# What is expected
In the entries that follow, locate the line with "Transcribe the text in this document.", then restate that line and all later lines exactly as they appear, leaving pictures out.

### Data excerpts

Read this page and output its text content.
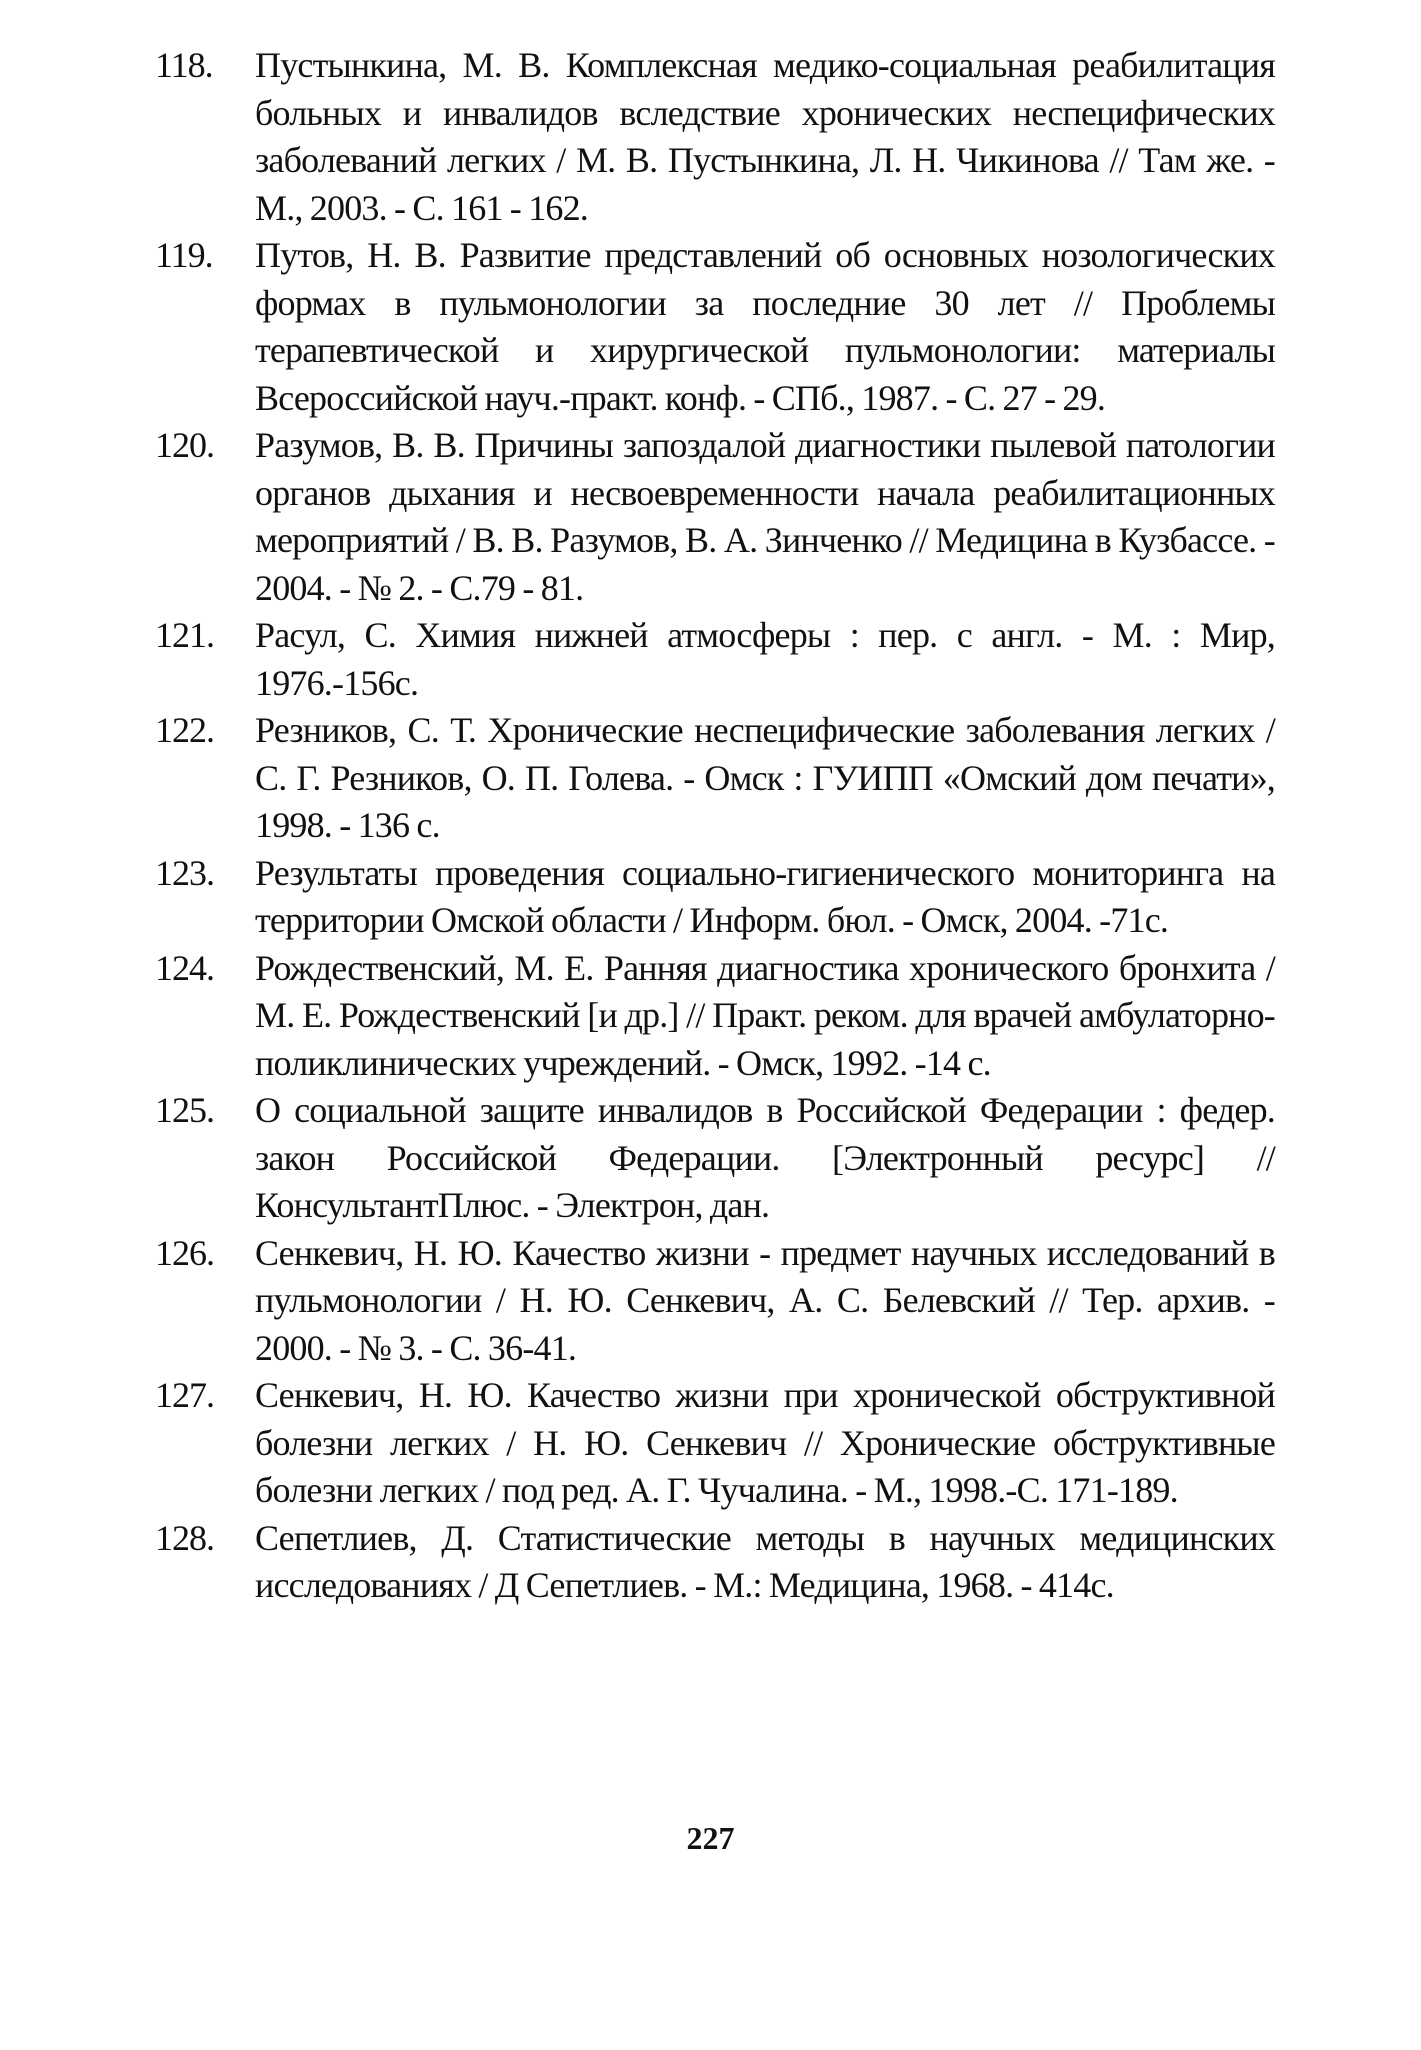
118.	Пустынкина, М. В. Комплексная медико-социальная реабилитация больных и инвалидов вследствие хронических неспецифических заболеваний легких / М. В. Пустынкина, Л. Н. Чикинова // Там же. - М., 2003. - С. 161 - 162.
119.	Путов, Н. В. Развитие представлений об основных нозологических формах в пульмонологии за последние 30 лет // Проблемы терапевтической и хирургической пульмонологии: материалы Всероссийской науч.-практ. конф. - СПб., 1987. - С. 27 - 29.
120.	Разумов, В. В. Причины запоздалой диагностики пылевой патологии органов дыхания и несвоевременности начала реабилитационных мероприятий / В. В. Разумов, В. А. Зинченко // Медицина в Кузбассе. - 2004. - № 2. - С.79 - 81.
121.	Расул, С. Химия нижней атмосферы : пер. с англ. - М. : Мир, 1976.-156с.
122.	Резников, С. Т. Хронические неспецифические заболевания легких / С. Г. Резников, О. П. Голева. - Омск : ГУИПП «Омский дом печати», 1998. - 136 с.
123.	Результаты проведения социально-гигиенического мониторинга на территории Омской области / Информ. бюл. - Омск, 2004. -71с.
124.	Рождественский, М. Е. Ранняя диагностика хронического бронхита / М. Е. Рождественский [и др.] // Практ. реком. для врачей амбулаторно-поликлинических учреждений. - Омск, 1992. -14 с.
125.	О социальной защите инвалидов в Российской Федерации : федер. закон Российской Федерации. [Электронный ресурс] // КонсультантПлюс. - Электрон, дан.
126.	Сенкевич, Н. Ю. Качество жизни - предмет научных исследований в пульмонологии / Н. Ю. Сенкевич, А. С. Белевский // Тер. архив. - 2000. - № 3. - С. 36-41.
127.	Сенкевич, Н. Ю. Качество жизни при хронической обструктивной болезни легких / Н. Ю. Сенкевич // Хронические обструктивные болезни легких / под ред. А. Г. Чучалина. - М., 1998.-С. 171-189.
128.	Сепетлиев, Д. Статистические методы в научных медицинских исследованиях / Д Сепетлиев. - М.: Медицина, 1968. - 414с.
227
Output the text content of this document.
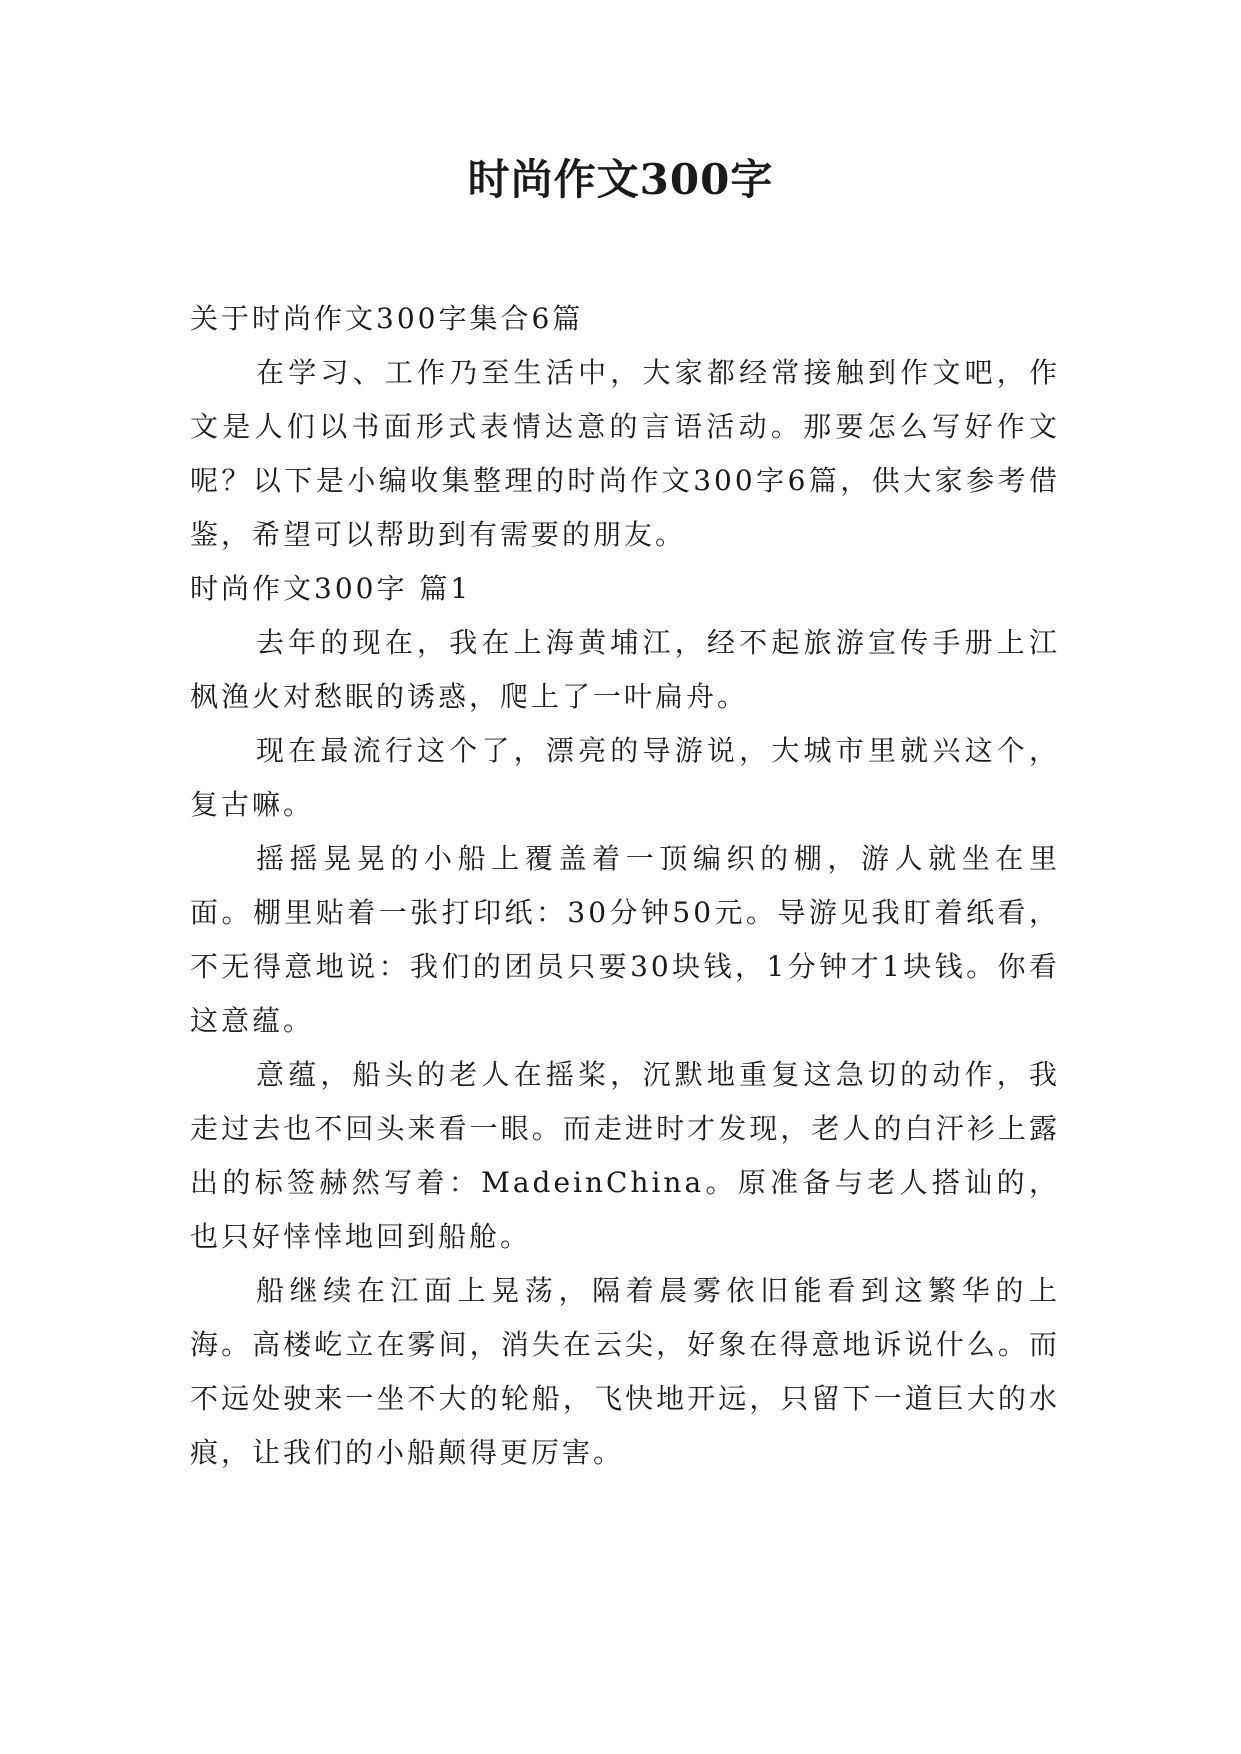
时尚作文300字

关于时尚作文300字集合6篇

在学习、工作乃至生活中，大家都经常接触到作文吧，作文是人们以书面形式表情达意的言语活动。那要怎么写好作文呢？以下是小编收集整理的时尚作文300字6篇，供大家参考借鉴，希望可以帮助到有需要的朋友。

时尚作文300字 篇1

去年的现在，我在上海黄埔江，经不起旅游宣传手册上江枫渔火对愁眠的诱惑，爬上了一叶扁舟。

现在最流行这个了，漂亮的导游说，大城市里就兴这个，复古嘛。

摇摇晃晃的小船上覆盖着一顶编织的棚，游人就坐在里面。棚里贴着一张打印纸：30分钟50元。导游见我盯着纸看，不无得意地说：我们的团员只要30块钱，1分钟才1块钱。你看这意蕴。

意蕴，船头的老人在摇桨，沉默地重复这急切的动作，我走过去也不回头来看一眼。而走进时才发现，老人的白汗衫上露出的标签赫然写着：MadeinChina。原准备与老人搭讪的，也只好悻悻地回到船舱。

船继续在江面上晃荡，隔着晨雾依旧能看到这繁华的上海。高楼屹立在雾间，消失在云尖，好象在得意地诉说什么。而不远处驶来一坐不大的轮船，飞快地开远，只留下一道巨大的水痕，让我们的小船颠得更厉害。
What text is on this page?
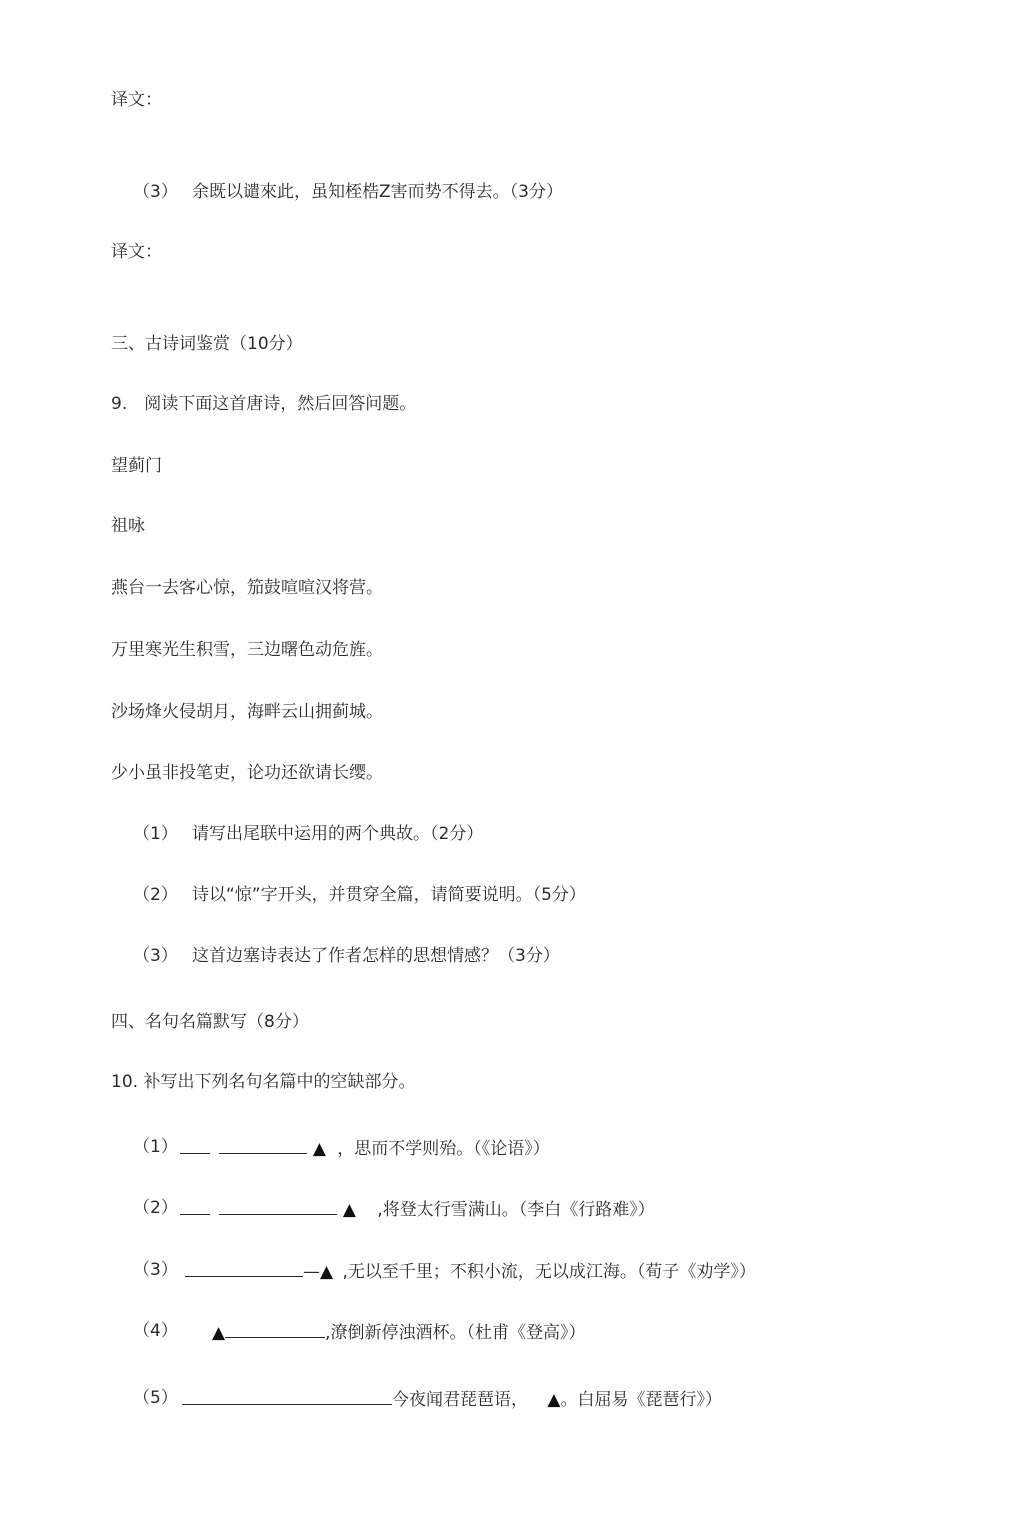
译文：
（3） 余既以谴來此，虽知桎梏Z害而势不得去。（3分）
译文：
三、古诗词鉴赏（10分）
9.　阅读下面这首唐诗，然后回答问题。
望蓟门
祖咏
燕台一去客心惊，笳鼓喧喧汉将营。
万里寒光生积雪，三边曙色动危旌。
沙场烽火侵胡月，海畔云山拥蓟城。
少小虽非投笔吏，论功还欲请长缨。
（1） 请写出尾联中运用的两个典故。（2分）
（2） 诗以“惊”字开头，并贯穿全篇，请简要说明。（5分）
（3） 这首边塞诗表达了作者怎样的思想情感？（3分）
四、名句名篇默写（8分）
10. 补写出下列名句名篇中的空缺部分。
（1）	▲ ，思而不学则殆。（《论语》）
（2）	▲ ,将登太行雪满山。（李白《行路难》）
（3）	—▲ ,无以至千里；不积小流，无以成江海。（荀子《劝学》）
（4） ▲	,潦倒新停浊酒杯。（杜甫《登高》）
（5）	今夜闻君琵琶语， ▲。白屈易《琵琶行》）
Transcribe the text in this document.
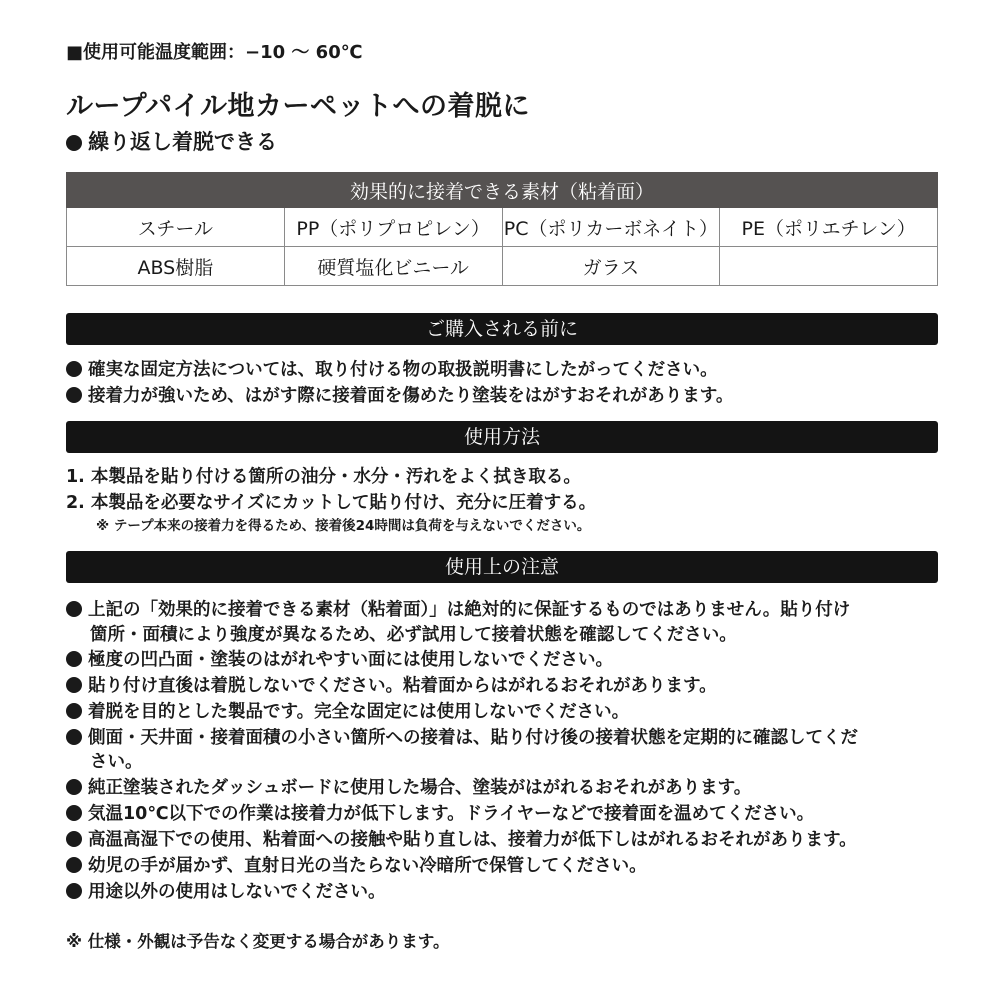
■使用可能温度範囲：−10 〜 60℃
ループパイル地カーペットへの着脱に
繰り返し着脱できる
効果的に接着できる素材（粘着面）			
スチール	PP（ポリプロピレン）	PC（ポリカーボネイト）	PE（ポリエチレン）
ABS樹脂	硬質塩化ビニール	ガラス	
ご購入される前に
確実な固定方法については、取り付ける物の取扱説明書にしたがってください。
接着力が強いため、はがす際に接着面を傷めたり塗装をはがすおそれがあります。
使用方法
1. 本製品を貼り付ける箇所の油分・水分・汚れをよく拭き取る。
2. 本製品を必要なサイズにカットして貼り付け、充分に圧着する。
※ テープ本来の接着力を得るため、接着後24時間は負荷を与えないでください。
使用上の注意
上記の「効果的に接着できる素材（粘着面）」は絶対的に保証するものではありません。貼り付け
箇所・面積により強度が異なるため、必ず試用して接着状態を確認してください。
極度の凹凸面・塗装のはがれやすい面には使用しないでください。
貼り付け直後は着脱しないでください。粘着面からはがれるおそれがあります。
着脱を目的とした製品です。完全な固定には使用しないでください。
側面・天井面・接着面積の小さい箇所への接着は、貼り付け後の接着状態を定期的に確認してくだ
さい。
純正塗装されたダッシュボードに使用した場合、塗装がはがれるおそれがあります。
気温10℃以下での作業は接着力が低下します。ドライヤーなどで接着面を温めてください。
高温高湿下での使用、粘着面への接触や貼り直しは、接着力が低下しはがれるおそれがあります。
幼児の手が届かず、直射日光の当たらない冷暗所で保管してください。
用途以外の使用はしないでください。
※ 仕様・外観は予告なく変更する場合があります。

######

# Exercise output
Transcribe the text in this document.
■使用可能温度範囲：−10 〜 60℃
ループパイル地カーペットへの着脱に
繰り返し着脱できる
効果的に接着できる素材（粘着面）			
スチール	PP（ポリプロピレン）	PC（ポリカーボネイト）	PE（ポリエチレン）
ABS樹脂	硬質塩化ビニール	ガラス	
ご購入される前に
確実な固定方法については、取り付ける物の取扱説明書にしたがってください。
接着力が強いため、はがす際に接着面を傷めたり塗装をはがすおそれがあります。
使用方法
1. 本製品を貼り付ける箇所の油分・水分・汚れをよく拭き取る。
2. 本製品を必要なサイズにカットして貼り付け、充分に圧着する。
※ テープ本来の接着力を得るため、接着後24時間は負荷を与えないでください。
使用上の注意
上記の「効果的に接着できる素材（粘着面）」は絶対的に保証するものではありません。貼り付け
箇所・面積により強度が異なるため、必ず試用して接着状態を確認してください。
極度の凹凸面・塗装のはがれやすい面には使用しないでください。
貼り付け直後は着脱しないでください。粘着面からはがれるおそれがあります。
着脱を目的とした製品です。完全な固定には使用しないでください。
側面・天井面・接着面積の小さい箇所への接着は、貼り付け後の接着状態を定期的に確認してくだ
さい。
純正塗装されたダッシュボードに使用した場合、塗装がはがれるおそれがあります。
気温10℃以下での作業は接着力が低下します。ドライヤーなどで接着面を温めてください。
高温高湿下での使用、粘着面への接触や貼り直しは、接着力が低下しはがれるおそれがあります。
幼児の手が届かず、直射日光の当たらない冷暗所で保管してください。
用途以外の使用はしないでください。
※ 仕様・外観は予告なく変更する場合があります。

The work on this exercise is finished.